## What you will do
Transcribe the records in full, keeping every character as it is.

## Stored rows
= = = = =
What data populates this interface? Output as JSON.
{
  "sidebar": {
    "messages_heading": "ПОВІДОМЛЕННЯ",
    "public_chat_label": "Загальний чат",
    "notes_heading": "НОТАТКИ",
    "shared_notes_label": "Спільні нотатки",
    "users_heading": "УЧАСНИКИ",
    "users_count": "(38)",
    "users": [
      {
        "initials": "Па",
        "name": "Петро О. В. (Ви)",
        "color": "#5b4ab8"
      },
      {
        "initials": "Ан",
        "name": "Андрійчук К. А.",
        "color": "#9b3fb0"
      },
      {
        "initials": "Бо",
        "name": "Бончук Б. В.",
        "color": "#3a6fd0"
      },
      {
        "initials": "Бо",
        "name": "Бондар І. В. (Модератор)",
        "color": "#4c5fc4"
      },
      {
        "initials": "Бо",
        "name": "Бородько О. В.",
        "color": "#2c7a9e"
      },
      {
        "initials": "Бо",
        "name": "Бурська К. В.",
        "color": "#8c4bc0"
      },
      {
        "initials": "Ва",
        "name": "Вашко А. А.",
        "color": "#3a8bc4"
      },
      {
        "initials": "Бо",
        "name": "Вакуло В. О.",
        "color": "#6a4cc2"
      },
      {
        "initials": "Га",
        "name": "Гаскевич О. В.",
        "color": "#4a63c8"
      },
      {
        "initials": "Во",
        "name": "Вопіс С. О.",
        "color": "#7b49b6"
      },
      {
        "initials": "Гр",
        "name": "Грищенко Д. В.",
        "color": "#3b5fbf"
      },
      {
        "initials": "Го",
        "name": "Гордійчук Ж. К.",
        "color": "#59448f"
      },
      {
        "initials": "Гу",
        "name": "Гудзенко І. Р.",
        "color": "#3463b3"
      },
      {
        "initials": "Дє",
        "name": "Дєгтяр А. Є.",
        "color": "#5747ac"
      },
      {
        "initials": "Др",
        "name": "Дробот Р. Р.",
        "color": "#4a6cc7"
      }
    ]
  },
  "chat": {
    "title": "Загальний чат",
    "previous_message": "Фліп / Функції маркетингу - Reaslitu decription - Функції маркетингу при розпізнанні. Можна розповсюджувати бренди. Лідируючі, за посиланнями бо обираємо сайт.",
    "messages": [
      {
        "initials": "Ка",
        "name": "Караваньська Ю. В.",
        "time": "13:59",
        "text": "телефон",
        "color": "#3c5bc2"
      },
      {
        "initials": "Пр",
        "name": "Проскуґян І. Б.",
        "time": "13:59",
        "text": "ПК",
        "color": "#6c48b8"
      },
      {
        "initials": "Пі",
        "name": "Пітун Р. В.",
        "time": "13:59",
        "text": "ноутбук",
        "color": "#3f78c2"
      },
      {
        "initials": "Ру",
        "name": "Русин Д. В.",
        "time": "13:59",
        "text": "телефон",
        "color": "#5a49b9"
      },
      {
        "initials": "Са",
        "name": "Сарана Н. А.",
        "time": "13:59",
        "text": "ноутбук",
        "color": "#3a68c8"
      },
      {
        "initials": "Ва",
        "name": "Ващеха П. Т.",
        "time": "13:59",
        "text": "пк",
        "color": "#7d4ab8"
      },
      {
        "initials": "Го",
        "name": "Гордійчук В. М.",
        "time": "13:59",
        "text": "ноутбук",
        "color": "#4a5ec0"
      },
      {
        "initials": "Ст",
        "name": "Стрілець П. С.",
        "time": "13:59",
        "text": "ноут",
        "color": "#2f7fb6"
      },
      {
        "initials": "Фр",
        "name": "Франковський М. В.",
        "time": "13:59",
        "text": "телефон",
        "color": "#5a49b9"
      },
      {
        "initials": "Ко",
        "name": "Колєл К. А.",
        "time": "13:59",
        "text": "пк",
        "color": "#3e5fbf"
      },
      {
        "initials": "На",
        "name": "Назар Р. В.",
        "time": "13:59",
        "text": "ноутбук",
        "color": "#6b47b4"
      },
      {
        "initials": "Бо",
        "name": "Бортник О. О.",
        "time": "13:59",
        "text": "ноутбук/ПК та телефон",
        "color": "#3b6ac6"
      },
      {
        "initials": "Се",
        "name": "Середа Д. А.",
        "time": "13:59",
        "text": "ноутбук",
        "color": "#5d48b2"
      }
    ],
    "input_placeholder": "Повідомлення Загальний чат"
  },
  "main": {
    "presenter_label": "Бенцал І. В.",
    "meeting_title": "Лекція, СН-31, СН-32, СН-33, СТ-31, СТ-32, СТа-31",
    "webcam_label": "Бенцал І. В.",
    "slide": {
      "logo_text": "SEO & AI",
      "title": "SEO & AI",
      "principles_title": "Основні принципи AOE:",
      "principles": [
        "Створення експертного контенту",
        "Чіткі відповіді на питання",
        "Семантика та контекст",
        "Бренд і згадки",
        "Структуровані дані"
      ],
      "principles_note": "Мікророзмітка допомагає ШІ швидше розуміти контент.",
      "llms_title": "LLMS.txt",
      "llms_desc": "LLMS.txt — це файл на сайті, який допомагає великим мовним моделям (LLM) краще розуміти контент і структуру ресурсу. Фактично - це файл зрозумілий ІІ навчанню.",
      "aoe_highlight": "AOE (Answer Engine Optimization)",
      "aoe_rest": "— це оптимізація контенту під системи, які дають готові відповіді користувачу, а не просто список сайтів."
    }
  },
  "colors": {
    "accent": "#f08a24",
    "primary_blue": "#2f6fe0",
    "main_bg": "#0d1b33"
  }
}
= = = = =
## Solution to this problem
What data populates this interface? Output as JSON.
{
  "sidebar": {
    "messages_heading": "ПОВІДОМЛЕННЯ",
    "public_chat_label": "Загальний чат",
    "notes_heading": "НОТАТКИ",
    "shared_notes_label": "Спільні нотатки",
    "users_heading": "УЧАСНИКИ",
    "users_count": "(38)",
    "users": [
      {
        "initials": "Па",
        "name": "Петро О. В. (Ви)",
        "color": "#5b4ab8"
      },
      {
        "initials": "Ан",
        "name": "Андрійчук К. А.",
        "color": "#9b3fb0"
      },
      {
        "initials": "Бо",
        "name": "Бончук Б. В.",
        "color": "#3a6fd0"
      },
      {
        "initials": "Бо",
        "name": "Бондар І. В. (Модератор)",
        "color": "#4c5fc4"
      },
      {
        "initials": "Бо",
        "name": "Бородько О. В.",
        "color": "#2c7a9e"
      },
      {
        "initials": "Бо",
        "name": "Бурська К. В.",
        "color": "#8c4bc0"
      },
      {
        "initials": "Ва",
        "name": "Вашко А. А.",
        "color": "#3a8bc4"
      },
      {
        "initials": "Бо",
        "name": "Вакуло В. О.",
        "color": "#6a4cc2"
      },
      {
        "initials": "Га",
        "name": "Гаскевич О. В.",
        "color": "#4a63c8"
      },
      {
        "initials": "Во",
        "name": "Вопіс С. О.",
        "color": "#7b49b6"
      },
      {
        "initials": "Гр",
        "name": "Грищенко Д. В.",
        "color": "#3b5fbf"
      },
      {
        "initials": "Го",
        "name": "Гордійчук Ж. К.",
        "color": "#59448f"
      },
      {
        "initials": "Гу",
        "name": "Гудзенко І. Р.",
        "color": "#3463b3"
      },
      {
        "initials": "Дє",
        "name": "Дєгтяр А. Є.",
        "color": "#5747ac"
      },
      {
        "initials": "Др",
        "name": "Дробот Р. Р.",
        "color": "#4a6cc7"
      }
    ]
  },
  "chat": {
    "title": "Загальний чат",
    "previous_message": "Фліп / Функції маркетингу - Reaslitu decription - Функції маркетингу при розпізнанні. Можна розповсюджувати бренди. Лідируючі, за посиланнями бо обираємо сайт.",
    "messages": [
      {
        "initials": "Ка",
        "name": "Караваньська Ю. В.",
        "time": "13:59",
        "text": "телефон",
        "color": "#3c5bc2"
      },
      {
        "initials": "Пр",
        "name": "Проскуґян І. Б.",
        "time": "13:59",
        "text": "ПК",
        "color": "#6c48b8"
      },
      {
        "initials": "Пі",
        "name": "Пітун Р. В.",
        "time": "13:59",
        "text": "ноутбук",
        "color": "#3f78c2"
      },
      {
        "initials": "Ру",
        "name": "Русин Д. В.",
        "time": "13:59",
        "text": "телефон",
        "color": "#5a49b9"
      },
      {
        "initials": "Са",
        "name": "Сарана Н. А.",
        "time": "13:59",
        "text": "ноутбук",
        "color": "#3a68c8"
      },
      {
        "initials": "Ва",
        "name": "Ващеха П. Т.",
        "time": "13:59",
        "text": "пк",
        "color": "#7d4ab8"
      },
      {
        "initials": "Го",
        "name": "Гордійчук В. М.",
        "time": "13:59",
        "text": "ноутбук",
        "color": "#4a5ec0"
      },
      {
        "initials": "Ст",
        "name": "Стрілець П. С.",
        "time": "13:59",
        "text": "ноут",
        "color": "#2f7fb6"
      },
      {
        "initials": "Фр",
        "name": "Франковський М. В.",
        "time": "13:59",
        "text": "телефон",
        "color": "#5a49b9"
      },
      {
        "initials": "Ко",
        "name": "Колєл К. А.",
        "time": "13:59",
        "text": "пк",
        "color": "#3e5fbf"
      },
      {
        "initials": "На",
        "name": "Назар Р. В.",
        "time": "13:59",
        "text": "ноутбук",
        "color": "#6b47b4"
      },
      {
        "initials": "Бо",
        "name": "Бортник О. О.",
        "time": "13:59",
        "text": "ноутбук/ПК та телефон",
        "color": "#3b6ac6"
      },
      {
        "initials": "Се",
        "name": "Середа Д. А.",
        "time": "13:59",
        "text": "ноутбук",
        "color": "#5d48b2"
      }
    ],
    "input_placeholder": "Повідомлення Загальний чат"
  },
  "main": {
    "presenter_label": "Бенцал І. В.",
    "meeting_title": "Лекція, СН-31, СН-32, СН-33, СТ-31, СТ-32, СТа-31",
    "webcam_label": "Бенцал І. В.",
    "slide": {
      "logo_text": "SEO & AI",
      "title": "SEO & AI",
      "principles_title": "Основні принципи AOE:",
      "principles": [
        "Створення експертного контенту",
        "Чіткі відповіді на питання",
        "Семантика та контекст",
        "Бренд і згадки",
        "Структуровані дані"
      ],
      "principles_note": "Мікророзмітка допомагає ШІ швидше розуміти контент.",
      "llms_title": "LLMS.txt",
      "llms_desc": "LLMS.txt — це файл на сайті, який допомагає великим мовним моделям (LLM) краще розуміти контент і структуру ресурсу. Фактично - це файл зрозумілий ІІ навчанню.",
      "aoe_highlight": "AOE (Answer Engine Optimization)",
      "aoe_rest": "— це оптимізація контенту під системи, які дають готові відповіді користувачу, а не просто список сайтів."
    }
  },
  "colors": {
    "accent": "#f08a24",
    "primary_blue": "#2f6fe0",
    "main_bg": "#0d1b33"
  }
}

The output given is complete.